**WHAT IS REQUIRED**
Go through each line of the records below and count those with the word "Clerk"; give only the total.

**MATERIAL SUPPLIED**
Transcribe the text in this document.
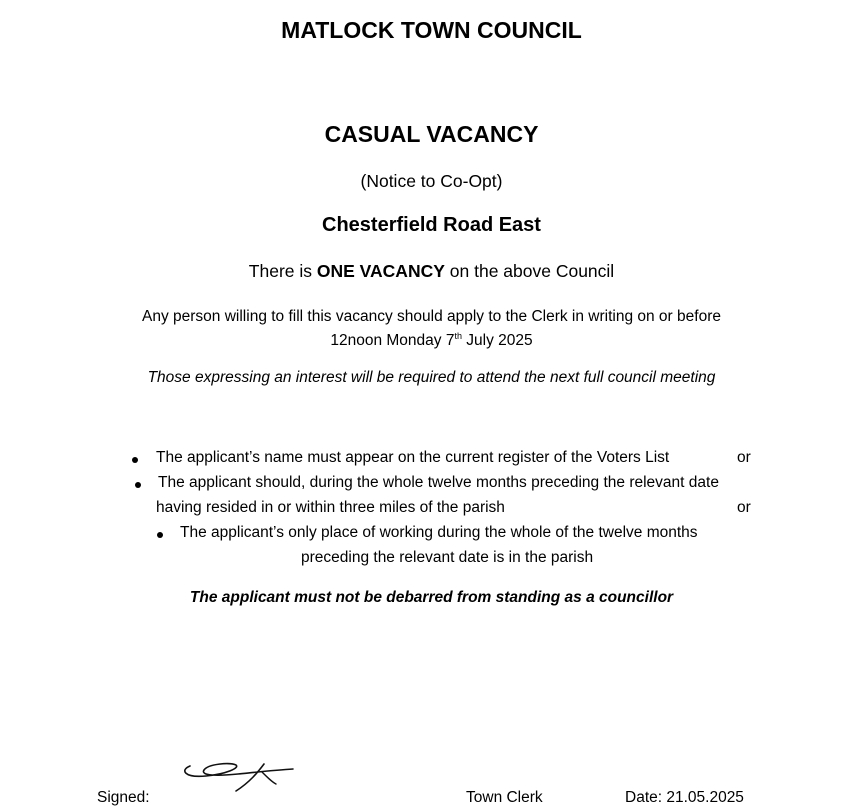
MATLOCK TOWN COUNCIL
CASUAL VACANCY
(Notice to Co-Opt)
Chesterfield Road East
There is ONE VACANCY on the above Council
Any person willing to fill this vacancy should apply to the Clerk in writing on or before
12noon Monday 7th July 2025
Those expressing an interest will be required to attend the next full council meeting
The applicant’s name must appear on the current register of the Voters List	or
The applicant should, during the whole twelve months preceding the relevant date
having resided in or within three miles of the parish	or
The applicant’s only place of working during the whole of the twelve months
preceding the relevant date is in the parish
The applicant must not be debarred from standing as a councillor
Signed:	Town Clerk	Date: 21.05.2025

**ANSWER**
2